[Entries supplied]

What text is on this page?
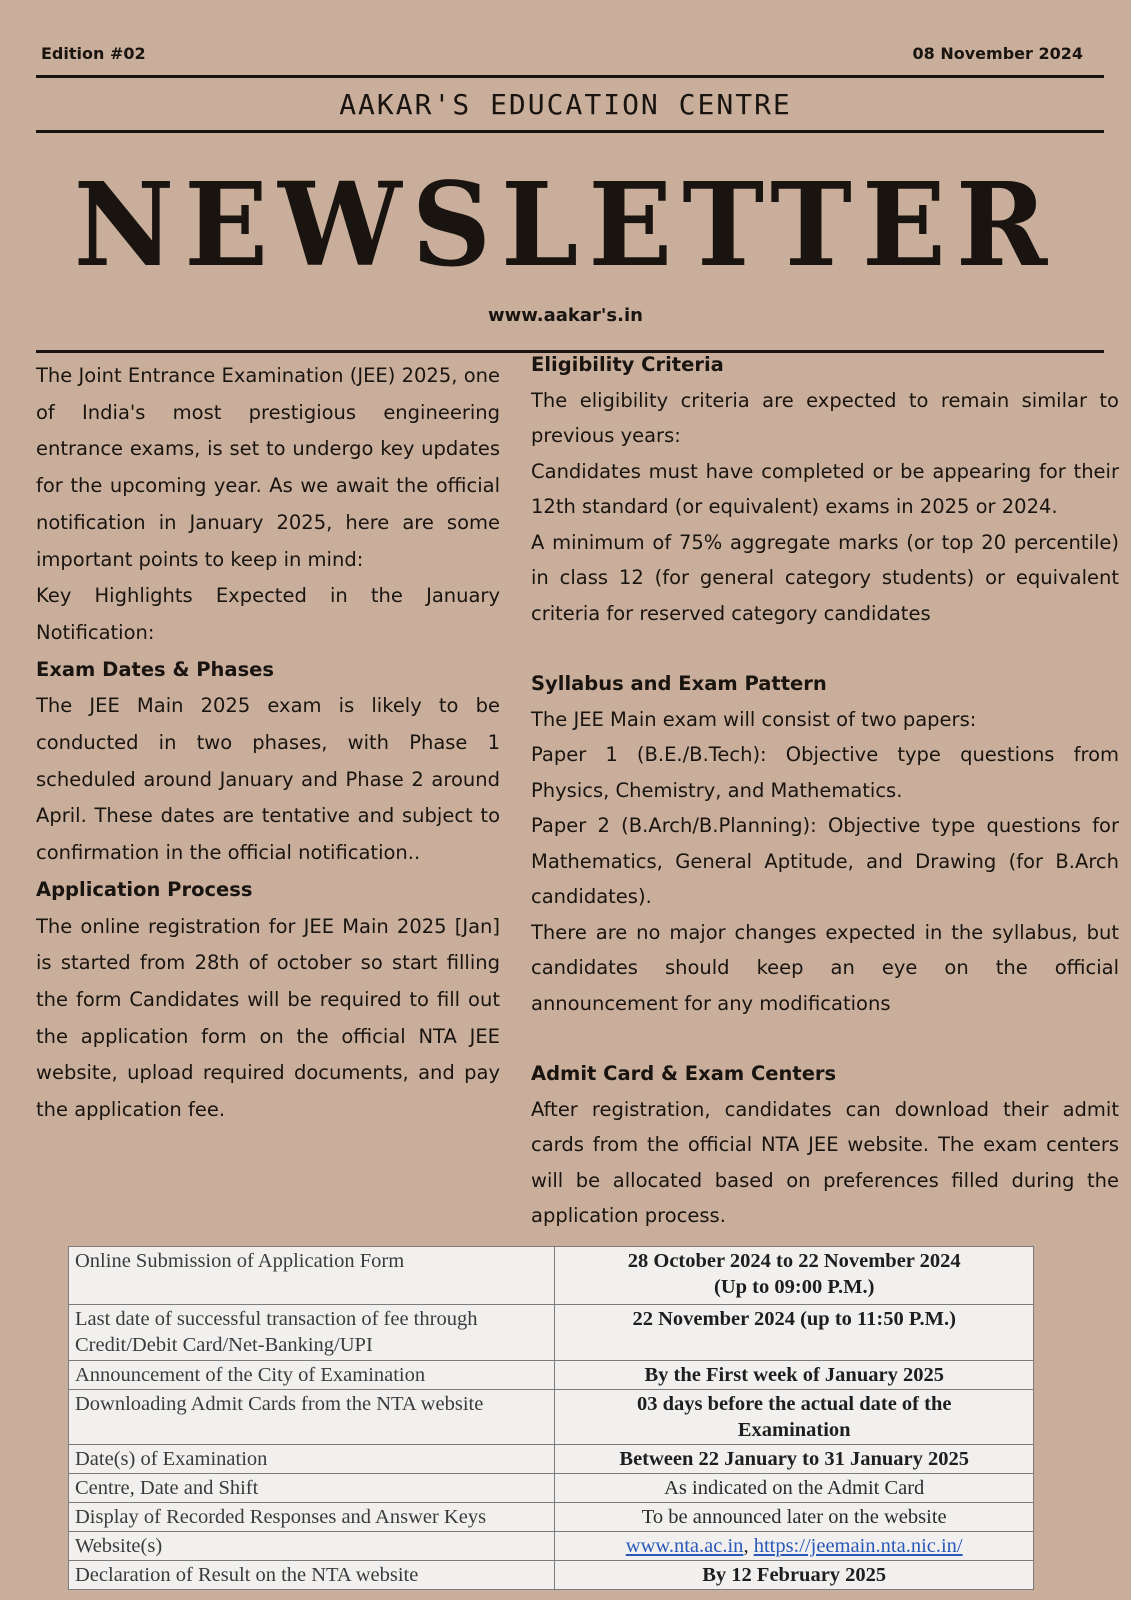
Edition #02	08 November 2024
AAKAR'S EDUCATION CENTRE
NEWSLETTER
www.aakar's.in

The Joint Entrance Examination (JEE) 2025, one of India's most prestigious engineering entrance exams, is set to undergo key updates for the upcoming year. As we await the official notification in January 2025, here are some important points to keep in mind:

Key Highlights Expected in the January Notification:

Exam Dates & Phases

The JEE Main 2025 exam is likely to be conducted in two phases, with Phase 1 scheduled around January and Phase 2 around April. These dates are tentative and subject to confirmation in the official notification..

Application Process

The online registration for JEE Main 2025 [Jan] is started from 28th of october so start filling the form Candidates will be required to fill out the application form on the official NTA JEE website, upload required documents, and pay the application fee.

Eligibility Criteria

The eligibility criteria are expected to remain similar to previous years:

Candidates must have completed or be appearing for their 12th standard (or equivalent) exams in 2025 or 2024.

A minimum of 75% aggregate marks (or top 20 percentile) in class 12 (for general category students) or equivalent criteria for reserved category candidates

Syllabus and Exam Pattern

The JEE Main exam will consist of two papers:

Paper 1 (B.E./B.Tech): Objective type questions from Physics, Chemistry, and Mathematics.

Paper 2 (B.Arch/B.Planning): Objective type questions for Mathematics, General Aptitude, and Drawing (for B.Arch candidates).

There are no major changes expected in the syllabus, but candidates should keep an eye on the official announcement for any modifications

Admit Card & Exam Centers

After registration, candidates can download their admit cards from the official NTA JEE website. The exam centers will be allocated based on preferences filled during the application process.

Online Submission of Application Form	28 October 2024 to 22 November 2024
(Up to 09:00 P.M.)

Last date of successful transaction of fee through
Credit/Debit Card/Net-Banking/UPI	22 November 2024 (up to 11:50 P.M.)

Announcement of the City of Examination	By the First week of January 2025
Downloading Admit Cards from the NTA website	03 days before the actual date of the
Examination

Date(s) of Examination	Between 22 January to 31 January 2025
Centre, Date and Shift	As indicated on the Admit Card
Display of Recorded Responses and Answer Keys	To be announced later on the website
Website(s)	www.nta.ac.in, https://jeemain.nta.nic.in/
Declaration of Result on the NTA website	By 12 February 2025
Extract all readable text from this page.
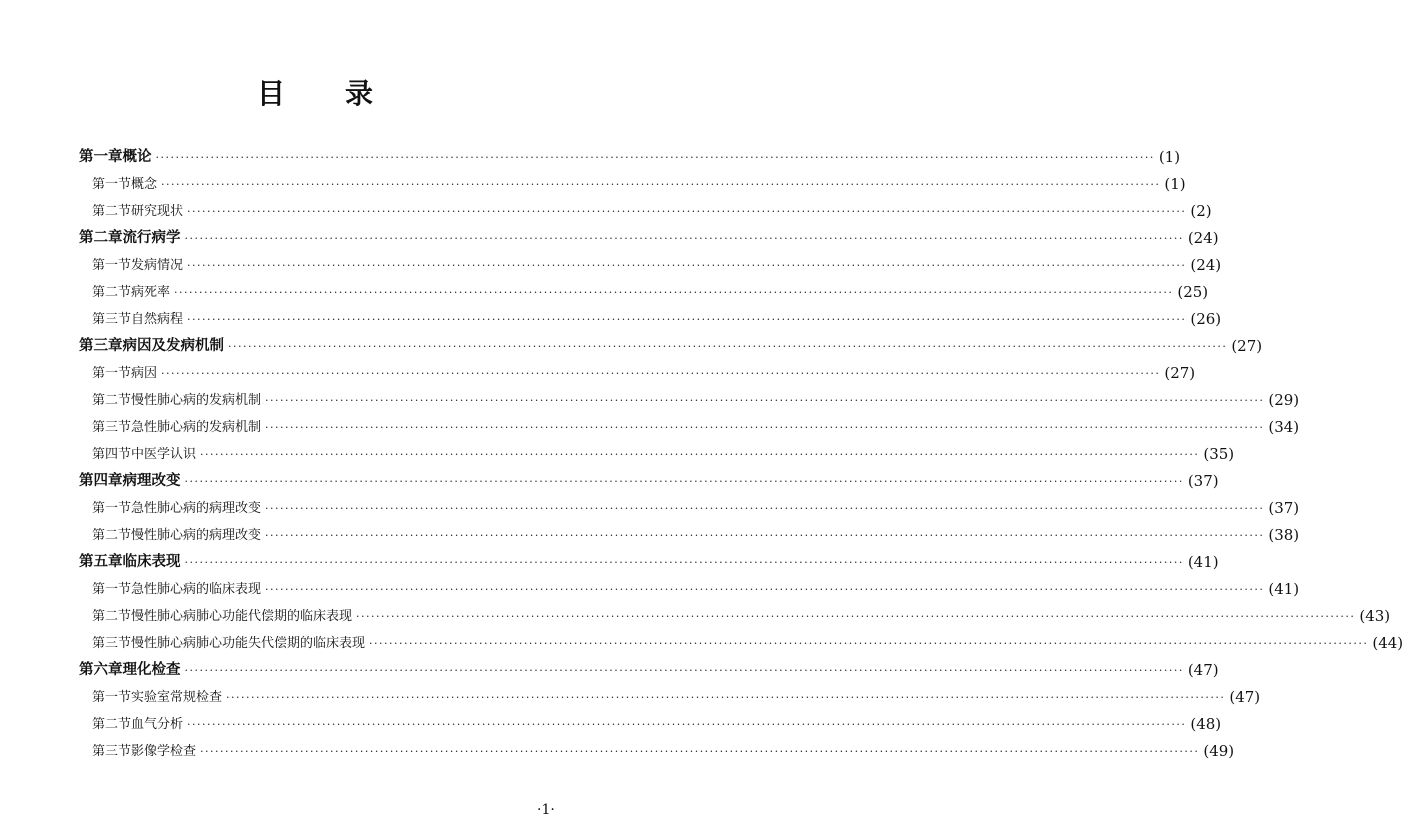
目 录
第一章 概论 ········································································································································································································ (1)
第一节 概念 ········································································································································································································ (1)
第二节 研究现状 ········································································································································································································ (2)
第二章 流行病学 ········································································································································································································ (24)
第一节 发病情况 ········································································································································································································ (24)
第二节 病死率 ········································································································································································································ (25)
第三节 自然病程 ········································································································································································································ (26)
第三章 病因及发病机制 ········································································································································································································ (27)
第一节 病因 ········································································································································································································ (27)
第二节 慢性肺心病的发病机制 ········································································································································································································ (29)
第三节 急性肺心病的发病机制 ········································································································································································································ (34)
第四节 中医学认识 ········································································································································································································ (35)
第四章 病理改变 ········································································································································································································ (37)
第一节 急性肺心病的病理改变 ········································································································································································································ (37)
第二节 慢性肺心病的病理改变 ········································································································································································································ (38)
第五章 临床表现 ········································································································································································································ (41)
第一节 急性肺心病的临床表现 ········································································································································································································ (41)
第二节 慢性肺心病肺心功能代偿期的临床表现 ········································································································································································································ (43)
第三节 慢性肺心病肺心功能失代偿期的临床表现 ········································································································································································································ (44)
第六章 理化检查 ········································································································································································································ (47)
第一节 实验室常规检查 ········································································································································································································ (47)
第二节 血气分析 ········································································································································································································ (48)
第三节 影像学检查 ········································································································································································································ (49)
·1·
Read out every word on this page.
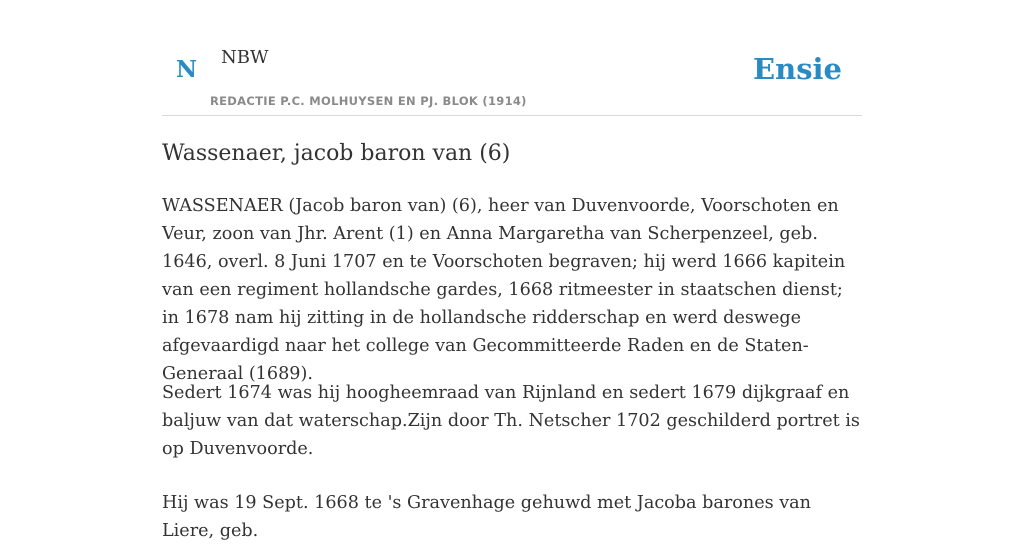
N NBW
REDACTIE P.C. MOLHUYSEN EN PJ. BLOK (1914)
Ensie
Wassenaer, jacob baron van (6)

WASSENAER (Jacob baron van) (6), heer van Duvenvoorde, Voorschoten en Veur, zoon van Jhr. Arent (1) en Anna Margaretha van Scherpenzeel, geb. 1646, overl. 8 Juni 1707 en te Voorschoten begraven; hij werd 1666 kapitein van een regiment hollandsche gardes, 1668 ritmeester in staatschen dienst; in 1678 nam hij zitting in de hollandsche ridderschap en werd deswege afgevaardigd naar het college van Gecommitteerde Raden en de Staten-Generaal (1689).

Sedert 1674 was hij hoogheemraad van Rijnland en sedert 1679 dijkgraaf en baljuw van dat waterschap.Zijn door Th. Netscher 1702 geschilderd portret is op Duvenvoorde.

Hij was 19 Sept. 1668 te 's Gravenhage gehuwd met Jacoba barones van Liere, geb.
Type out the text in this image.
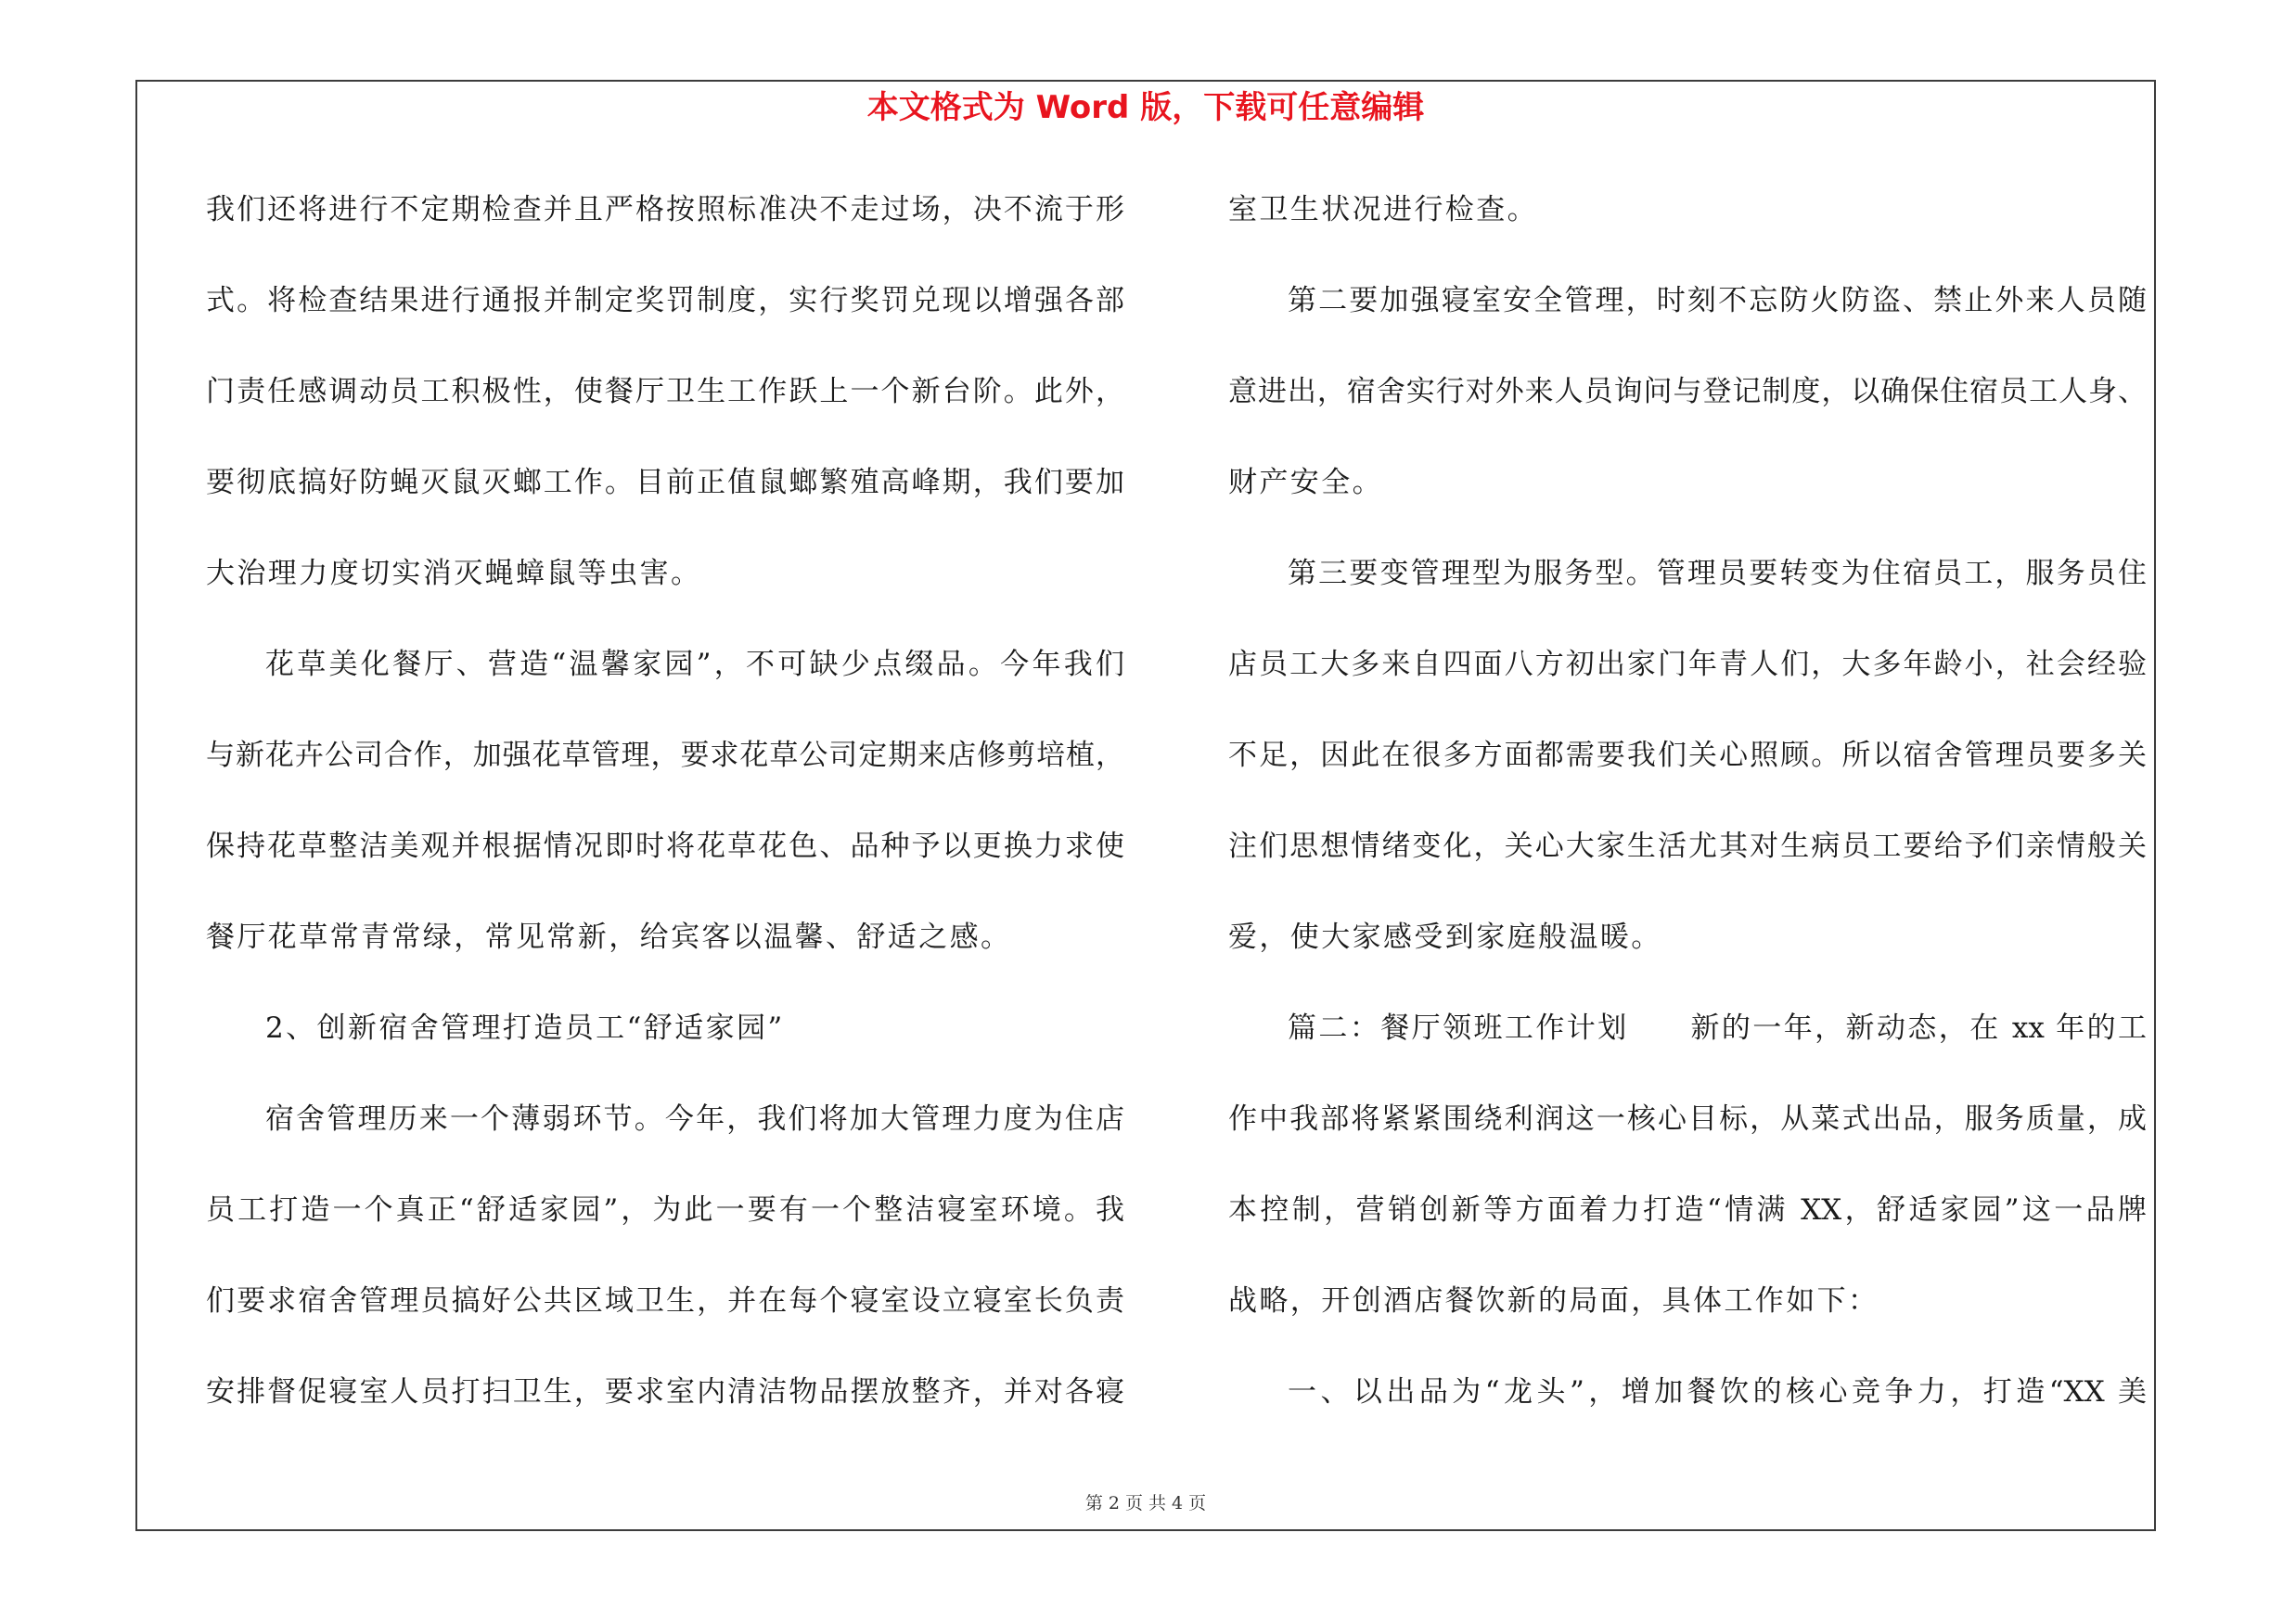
本文格式为 Word 版，下载可任意编辑
我们还将进行不定期检查并且严格按照标准决不走过场，决不流于形
式。将检查结果进行通报并制定奖罚制度，实行奖罚兑现以增强各部
门责任感调动员工积极性，使餐厅卫生工作跃上一个新台阶。此外，
要彻底搞好防蝇灭鼠灭螂工作。目前正值鼠螂繁殖高峰期，我们要加
大治理力度切实消灭蝇蟑鼠等虫害。
花草美化餐厅、营造“温馨家园”，不可缺少点缀品。今年我们
与新花卉公司合作，加强花草管理，要求花草公司定期来店修剪培植，
保持花草整洁美观并根据情况即时将花草花色、品种予以更换力求使
餐厅花草常青常绿，常见常新，给宾客以温馨、舒适之感。
2、创新宿舍管理打造员工“舒适家园”
宿舍管理历来一个薄弱环节。今年，我们将加大管理力度为住店
员工打造一个真正“舒适家园”，为此一要有一个整洁寝室环境。我
们要求宿舍管理员搞好公共区域卫生，并在每个寝室设立寝室长负责
安排督促寝室人员打扫卫生，要求室内清洁物品摆放整齐，并对各寝
室卫生状况进行检查。
第二要加强寝室安全管理，时刻不忘防火防盗、禁止外来人员随
意进出，宿舍实行对外来人员询问与登记制度，以确保住宿员工人身、
财产安全。
第三要变管理型为服务型。管理员要转变为住宿员工，服务员住
店员工大多来自四面八方初出家门年青人们，大多年龄小，社会经验
不足，因此在很多方面都需要我们关心照顾。所以宿舍管理员要多关
注们思想情绪变化，关心大家生活尤其对生病员工要给予们亲情般关
爱，使大家感受到家庭般温暖。
篇二：餐厅领班工作计划　　新的一年，新动态，在 xx 年的工
作中我部将紧紧围绕利润这一核心目标，从菜式出品，服务质量，成
本控制，营销创新等方面着力打造“情满 XX，舒适家园”这一品牌
战略，开创酒店餐饮新的局面，具体工作如下：
一、以出品为“龙头”，增加餐饮的核心竞争力，打造“XX 美
第 2 页 共 4 页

[Directions]
Determine the number of lines in the listing that hold the word "November", and supply that number and nothing further.

[Answer to this task]
3